Recorded data
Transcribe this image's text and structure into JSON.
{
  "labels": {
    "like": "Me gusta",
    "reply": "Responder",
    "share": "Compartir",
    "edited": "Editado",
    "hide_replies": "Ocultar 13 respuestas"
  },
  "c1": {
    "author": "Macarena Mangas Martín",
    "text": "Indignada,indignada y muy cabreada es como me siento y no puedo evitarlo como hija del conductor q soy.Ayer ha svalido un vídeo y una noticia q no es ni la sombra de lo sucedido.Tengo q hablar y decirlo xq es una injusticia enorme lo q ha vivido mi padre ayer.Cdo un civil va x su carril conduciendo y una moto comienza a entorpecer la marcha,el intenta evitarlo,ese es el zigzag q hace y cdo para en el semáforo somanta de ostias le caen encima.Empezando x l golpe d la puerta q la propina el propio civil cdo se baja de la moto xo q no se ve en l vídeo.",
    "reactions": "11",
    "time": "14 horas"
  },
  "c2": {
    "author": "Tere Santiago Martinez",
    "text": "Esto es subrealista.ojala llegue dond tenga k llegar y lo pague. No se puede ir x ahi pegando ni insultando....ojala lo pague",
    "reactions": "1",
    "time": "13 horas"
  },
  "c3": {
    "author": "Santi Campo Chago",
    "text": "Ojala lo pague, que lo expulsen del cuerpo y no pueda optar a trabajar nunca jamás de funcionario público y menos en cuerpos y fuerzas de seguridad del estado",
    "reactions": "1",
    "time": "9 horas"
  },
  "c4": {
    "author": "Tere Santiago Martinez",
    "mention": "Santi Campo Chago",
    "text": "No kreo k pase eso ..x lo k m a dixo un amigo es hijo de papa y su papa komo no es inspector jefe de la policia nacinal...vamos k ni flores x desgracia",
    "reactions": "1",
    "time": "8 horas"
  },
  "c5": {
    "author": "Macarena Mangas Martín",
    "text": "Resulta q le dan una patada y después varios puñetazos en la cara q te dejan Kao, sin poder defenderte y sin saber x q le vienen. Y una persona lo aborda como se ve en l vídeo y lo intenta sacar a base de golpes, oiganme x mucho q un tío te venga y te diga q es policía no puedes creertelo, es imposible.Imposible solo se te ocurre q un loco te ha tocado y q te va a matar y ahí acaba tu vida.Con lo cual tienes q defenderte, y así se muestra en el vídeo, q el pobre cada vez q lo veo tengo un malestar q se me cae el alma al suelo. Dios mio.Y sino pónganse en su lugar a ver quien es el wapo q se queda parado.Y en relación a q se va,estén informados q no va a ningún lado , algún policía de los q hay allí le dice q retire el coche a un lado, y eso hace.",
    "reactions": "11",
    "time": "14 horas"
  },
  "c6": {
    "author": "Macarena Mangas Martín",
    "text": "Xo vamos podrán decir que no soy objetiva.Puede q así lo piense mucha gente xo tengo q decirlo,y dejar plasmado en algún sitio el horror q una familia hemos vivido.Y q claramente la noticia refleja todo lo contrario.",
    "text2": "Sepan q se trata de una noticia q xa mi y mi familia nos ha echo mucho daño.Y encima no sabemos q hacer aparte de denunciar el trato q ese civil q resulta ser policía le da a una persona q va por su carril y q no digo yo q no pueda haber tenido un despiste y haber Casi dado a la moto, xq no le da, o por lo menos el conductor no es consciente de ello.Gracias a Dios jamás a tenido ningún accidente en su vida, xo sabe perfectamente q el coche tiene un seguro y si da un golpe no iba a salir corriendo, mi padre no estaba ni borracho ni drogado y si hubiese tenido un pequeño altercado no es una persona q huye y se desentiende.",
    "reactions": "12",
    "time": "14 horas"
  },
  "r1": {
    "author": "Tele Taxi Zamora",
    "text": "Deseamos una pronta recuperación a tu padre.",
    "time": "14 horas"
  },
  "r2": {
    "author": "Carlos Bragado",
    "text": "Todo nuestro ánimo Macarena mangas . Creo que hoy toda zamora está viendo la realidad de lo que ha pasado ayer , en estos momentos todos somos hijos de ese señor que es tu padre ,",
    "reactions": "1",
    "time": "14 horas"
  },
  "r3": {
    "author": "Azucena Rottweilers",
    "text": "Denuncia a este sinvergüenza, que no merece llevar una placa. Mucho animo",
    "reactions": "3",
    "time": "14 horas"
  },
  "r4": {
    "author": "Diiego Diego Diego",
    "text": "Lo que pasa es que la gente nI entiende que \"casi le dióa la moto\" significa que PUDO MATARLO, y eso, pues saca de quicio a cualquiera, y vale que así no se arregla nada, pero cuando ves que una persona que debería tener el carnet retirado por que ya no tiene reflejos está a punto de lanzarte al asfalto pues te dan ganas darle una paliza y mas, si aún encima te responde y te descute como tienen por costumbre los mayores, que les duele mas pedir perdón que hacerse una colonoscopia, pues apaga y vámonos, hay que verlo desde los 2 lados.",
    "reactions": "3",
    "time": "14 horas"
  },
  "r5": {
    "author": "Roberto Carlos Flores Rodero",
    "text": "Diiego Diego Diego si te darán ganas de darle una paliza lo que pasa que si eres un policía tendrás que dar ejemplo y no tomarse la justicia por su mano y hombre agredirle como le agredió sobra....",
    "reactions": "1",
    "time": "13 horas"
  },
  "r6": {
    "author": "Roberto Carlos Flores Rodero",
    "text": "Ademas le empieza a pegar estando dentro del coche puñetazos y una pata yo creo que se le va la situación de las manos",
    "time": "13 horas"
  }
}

## TASK BRIEF
Produce an exact copy of every entry above.

## ANSWER FOR THE TASK
Transcribe this image's text and structure into JSON.
{
  "labels": {
    "like": "Me gusta",
    "reply": "Responder",
    "share": "Compartir",
    "edited": "Editado",
    "hide_replies": "Ocultar 13 respuestas"
  },
  "c1": {
    "author": "Macarena Mangas Martín",
    "text": "Indignada,indignada y muy cabreada es como me siento y no puedo evitarlo como hija del conductor q soy.Ayer ha svalido un vídeo y una noticia q no es ni la sombra de lo sucedido.Tengo q hablar y decirlo xq es una injusticia enorme lo q ha vivido mi padre ayer.Cdo un civil va x su carril conduciendo y una moto comienza a entorpecer la marcha,el intenta evitarlo,ese es el zigzag q hace y cdo para en el semáforo somanta de ostias le caen encima.Empezando x l golpe d la puerta q la propina el propio civil cdo se baja de la moto xo q no se ve en l vídeo.",
    "reactions": "11",
    "time": "14 horas"
  },
  "c2": {
    "author": "Tere Santiago Martinez",
    "text": "Esto es subrealista.ojala llegue dond tenga k llegar y lo pague. No se puede ir x ahi pegando ni insultando....ojala lo pague",
    "reactions": "1",
    "time": "13 horas"
  },
  "c3": {
    "author": "Santi Campo Chago",
    "text": "Ojala lo pague, que lo expulsen del cuerpo y no pueda optar a trabajar nunca jamás de funcionario público y menos en cuerpos y fuerzas de seguridad del estado",
    "reactions": "1",
    "time": "9 horas"
  },
  "c4": {
    "author": "Tere Santiago Martinez",
    "mention": "Santi Campo Chago",
    "text": "No kreo k pase eso ..x lo k m a dixo un amigo es hijo de papa y su papa komo no es inspector jefe de la policia nacinal...vamos k ni flores x desgracia",
    "reactions": "1",
    "time": "8 horas"
  },
  "c5": {
    "author": "Macarena Mangas Martín",
    "text": "Resulta q le dan una patada y después varios puñetazos en la cara q te dejan Kao, sin poder defenderte y sin saber x q le vienen. Y una persona lo aborda como se ve en l vídeo y lo intenta sacar a base de golpes, oiganme x mucho q un tío te venga y te diga q es policía no puedes creertelo, es imposible.Imposible solo se te ocurre q un loco te ha tocado y q te va a matar y ahí acaba tu vida.Con lo cual tienes q defenderte, y así se muestra en el vídeo, q el pobre cada vez q lo veo tengo un malestar q se me cae el alma al suelo. Dios mio.Y sino pónganse en su lugar a ver quien es el wapo q se queda parado.Y en relación a q se va,estén informados q no va a ningún lado , algún policía de los q hay allí le dice q retire el coche a un lado, y eso hace.",
    "reactions": "11",
    "time": "14 horas"
  },
  "c6": {
    "author": "Macarena Mangas Martín",
    "text": "Xo vamos podrán decir que no soy objetiva.Puede q así lo piense mucha gente xo tengo q decirlo,y dejar plasmado en algún sitio el horror q una familia hemos vivido.Y q claramente la noticia refleja todo lo contrario.",
    "text2": "Sepan q se trata de una noticia q xa mi y mi familia nos ha echo mucho daño.Y encima no sabemos q hacer aparte de denunciar el trato q ese civil q resulta ser policía le da a una persona q va por su carril y q no digo yo q no pueda haber tenido un despiste y haber Casi dado a la moto, xq no le da, o por lo menos el conductor no es consciente de ello.Gracias a Dios jamás a tenido ningún accidente en su vida, xo sabe perfectamente q el coche tiene un seguro y si da un golpe no iba a salir corriendo, mi padre no estaba ni borracho ni drogado y si hubiese tenido un pequeño altercado no es una persona q huye y se desentiende.",
    "reactions": "12",
    "time": "14 horas"
  },
  "r1": {
    "author": "Tele Taxi Zamora",
    "text": "Deseamos una pronta recuperación a tu padre.",
    "time": "14 horas"
  },
  "r2": {
    "author": "Carlos Bragado",
    "text": "Todo nuestro ánimo Macarena mangas . Creo que hoy toda zamora está viendo la realidad de lo que ha pasado ayer , en estos momentos todos somos hijos de ese señor que es tu padre ,",
    "reactions": "1",
    "time": "14 horas"
  },
  "r3": {
    "author": "Azucena Rottweilers",
    "text": "Denuncia a este sinvergüenza, que no merece llevar una placa. Mucho animo",
    "reactions": "3",
    "time": "14 horas"
  },
  "r4": {
    "author": "Diiego Diego Diego",
    "text": "Lo que pasa es que la gente nI entiende que \"casi le dióa la moto\" significa que PUDO MATARLO, y eso, pues saca de quicio a cualquiera, y vale que así no se arregla nada, pero cuando ves que una persona que debería tener el carnet retirado por que ya no tiene reflejos está a punto de lanzarte al asfalto pues te dan ganas darle una paliza y mas, si aún encima te responde y te descute como tienen por costumbre los mayores, que les duele mas pedir perdón que hacerse una colonoscopia, pues apaga y vámonos, hay que verlo desde los 2 lados.",
    "reactions": "3",
    "time": "14 horas"
  },
  "r5": {
    "author": "Roberto Carlos Flores Rodero",
    "text": "Diiego Diego Diego si te darán ganas de darle una paliza lo que pasa que si eres un policía tendrás que dar ejemplo y no tomarse la justicia por su mano y hombre agredirle como le agredió sobra....",
    "reactions": "1",
    "time": "13 horas"
  },
  "r6": {
    "author": "Roberto Carlos Flores Rodero",
    "text": "Ademas le empieza a pegar estando dentro del coche puñetazos y una pata yo creo que se le va la situación de las manos",
    "time": "13 horas"
  }
}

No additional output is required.